Document passage:
- - -

7. Chad similarly made this same complaint to the OAU in 1977, and kept it before that
organization for the next 11 years, until the matter was at last referred to this honourable Court (see
CMC, paras. 2.23-2.47; see also Livre IV, Ann. 285; Ann. 286; Ann. 287; Ann. 288; Ann. 289;
Ann. 290; Ann. 291; Ann. 292; Ann. 293. MC, Livre VI, Ann. P81; Ann. P82).
8. Libya has accused Chad of failing to pursue its complaint before the United Nations
between 1973 and 1977. But, as my colleague Professor Sorel has demonstrated, this was not a
period of hearts and flowers. Chad had not yet given up hope of settling its problem with Libya
bilaterally. Even then, however, in its bilateral discussions with Chad, Libya already was beginning
to invoke the 1935 Treaty to justify itself and to deflect Chad's entreaties. When, in 1977, bilateral
efforts had clearly failed, Chad went directly to the United Nations and then to the OAU, voicing its
very precisely formulated complaint based on the evident violation of its 1955 Treaty rights.
9. From the printed record, we know what Chad said before the United Nations and the OAU.
It accords perfectly with what Chad now says in the written and oral pleadings of this case. I
should not say so, but Chad scarecely needed its lawyers: it got its case exactly right, back in 1978,
before the Security Council.
10. What did Libya say? Well many different things. At first, in 1971, it specifically
disavowed any designs on any part of the Aozou strip when Chad raised the question of that road
map (MC, pp. 300-301 (E), pp. 323-324 (Fr.), paras. 124-127). Although the map exactly showed
the Aozou strip as Libyan territory, divided from Chad by a fixed frontier, the Libyan delegate to the
United Nations said that this was "a tourist map", made in Italy, which had no significance, and thus
"in no way determines the borders between our countries" (MC, at p. 301 (E), p. 324 (Fr.),
40
- 40 -
para. 126). Somewhat reassured by this, preoccupied by civil war, the Government of Chad tried
conciliation, negotiation and appeasement. But it certainly did not, thereby, cease to press Tripoli
for recognition of Chad's title to Aozou as my colleague, Professor Sorel, had indicated.

- - -

Input rows:
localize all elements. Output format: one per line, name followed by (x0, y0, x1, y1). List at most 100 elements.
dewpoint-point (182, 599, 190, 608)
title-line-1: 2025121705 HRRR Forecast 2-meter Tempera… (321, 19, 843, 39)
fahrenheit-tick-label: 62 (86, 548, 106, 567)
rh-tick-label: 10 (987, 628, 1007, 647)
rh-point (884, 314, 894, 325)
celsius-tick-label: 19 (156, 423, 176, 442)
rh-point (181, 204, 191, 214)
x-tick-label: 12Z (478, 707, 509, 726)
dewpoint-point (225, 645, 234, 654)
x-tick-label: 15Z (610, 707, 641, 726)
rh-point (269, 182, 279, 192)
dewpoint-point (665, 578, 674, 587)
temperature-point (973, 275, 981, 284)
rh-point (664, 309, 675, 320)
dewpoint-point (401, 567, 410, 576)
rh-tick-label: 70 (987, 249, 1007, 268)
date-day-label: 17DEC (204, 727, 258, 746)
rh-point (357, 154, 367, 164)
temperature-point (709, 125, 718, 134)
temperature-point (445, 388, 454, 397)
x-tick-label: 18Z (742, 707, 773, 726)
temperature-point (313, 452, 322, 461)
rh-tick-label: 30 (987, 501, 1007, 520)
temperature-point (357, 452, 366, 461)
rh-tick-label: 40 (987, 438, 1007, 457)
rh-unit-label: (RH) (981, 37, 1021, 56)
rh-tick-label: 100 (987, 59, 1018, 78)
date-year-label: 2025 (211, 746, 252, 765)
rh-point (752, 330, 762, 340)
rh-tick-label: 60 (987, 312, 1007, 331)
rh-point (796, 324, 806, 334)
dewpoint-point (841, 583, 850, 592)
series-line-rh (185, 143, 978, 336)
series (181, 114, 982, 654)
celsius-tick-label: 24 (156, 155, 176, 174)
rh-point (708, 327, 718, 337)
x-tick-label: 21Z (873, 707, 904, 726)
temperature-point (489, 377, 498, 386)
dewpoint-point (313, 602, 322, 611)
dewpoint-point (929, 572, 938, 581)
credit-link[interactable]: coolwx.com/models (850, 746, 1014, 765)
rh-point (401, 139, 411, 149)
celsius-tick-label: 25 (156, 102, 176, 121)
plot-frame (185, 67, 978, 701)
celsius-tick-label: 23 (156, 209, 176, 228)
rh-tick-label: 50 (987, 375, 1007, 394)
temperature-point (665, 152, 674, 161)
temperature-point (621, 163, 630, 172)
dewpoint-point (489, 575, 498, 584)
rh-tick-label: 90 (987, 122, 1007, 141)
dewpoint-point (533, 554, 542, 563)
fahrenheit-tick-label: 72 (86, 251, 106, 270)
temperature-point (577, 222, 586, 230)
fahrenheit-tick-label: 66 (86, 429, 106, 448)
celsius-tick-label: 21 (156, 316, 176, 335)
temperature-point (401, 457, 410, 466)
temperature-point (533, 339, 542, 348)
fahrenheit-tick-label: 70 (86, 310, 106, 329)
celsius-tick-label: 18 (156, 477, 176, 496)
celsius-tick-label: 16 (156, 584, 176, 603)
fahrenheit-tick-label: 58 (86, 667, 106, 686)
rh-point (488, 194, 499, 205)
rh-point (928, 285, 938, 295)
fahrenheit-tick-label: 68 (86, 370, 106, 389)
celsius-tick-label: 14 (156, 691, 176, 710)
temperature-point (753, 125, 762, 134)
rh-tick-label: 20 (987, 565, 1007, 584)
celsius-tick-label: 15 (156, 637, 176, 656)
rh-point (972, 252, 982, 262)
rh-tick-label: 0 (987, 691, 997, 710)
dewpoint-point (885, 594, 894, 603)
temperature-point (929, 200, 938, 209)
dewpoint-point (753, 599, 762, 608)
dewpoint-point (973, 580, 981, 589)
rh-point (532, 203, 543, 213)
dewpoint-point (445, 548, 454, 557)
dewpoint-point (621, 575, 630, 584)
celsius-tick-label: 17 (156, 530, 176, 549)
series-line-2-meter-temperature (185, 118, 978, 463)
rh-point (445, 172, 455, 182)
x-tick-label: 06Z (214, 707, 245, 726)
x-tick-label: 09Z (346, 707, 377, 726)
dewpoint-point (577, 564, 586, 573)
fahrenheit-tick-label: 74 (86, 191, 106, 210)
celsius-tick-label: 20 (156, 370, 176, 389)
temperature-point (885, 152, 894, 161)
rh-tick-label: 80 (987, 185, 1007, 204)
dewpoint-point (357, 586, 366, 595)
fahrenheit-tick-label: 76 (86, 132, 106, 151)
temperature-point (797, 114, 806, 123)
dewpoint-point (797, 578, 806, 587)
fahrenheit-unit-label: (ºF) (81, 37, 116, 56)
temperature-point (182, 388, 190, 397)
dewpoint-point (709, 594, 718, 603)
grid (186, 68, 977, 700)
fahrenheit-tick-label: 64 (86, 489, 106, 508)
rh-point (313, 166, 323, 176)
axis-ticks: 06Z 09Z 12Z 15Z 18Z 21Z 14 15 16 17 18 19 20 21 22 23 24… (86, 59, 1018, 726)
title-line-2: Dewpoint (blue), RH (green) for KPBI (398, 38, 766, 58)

- - -

Exercise instructions:
1. In the pleading passage, what did the Libyan delegate to the United Nations call the map that Chad raised?
2. Retype the listing from its first line up to and including the line with "rh-tick-label: 10 (987, 628, 1007, 647)".
The listing has no connection to the pleading passage.

Answers per task:
1. A tourist map made in Italy.

2.
localize all elements. Output format: one per line, name followed by (x0, y0, x1, y1). List at most 100 elements.
dewpoint-point (182, 599, 190, 608)
title-line-1: 2025121705 HRRR Forecast 2-meter Tempera… (321, 19, 843, 39)
fahrenheit-tick-label: 62 (86, 548, 106, 567)
rh-tick-label: 10 (987, 628, 1007, 647)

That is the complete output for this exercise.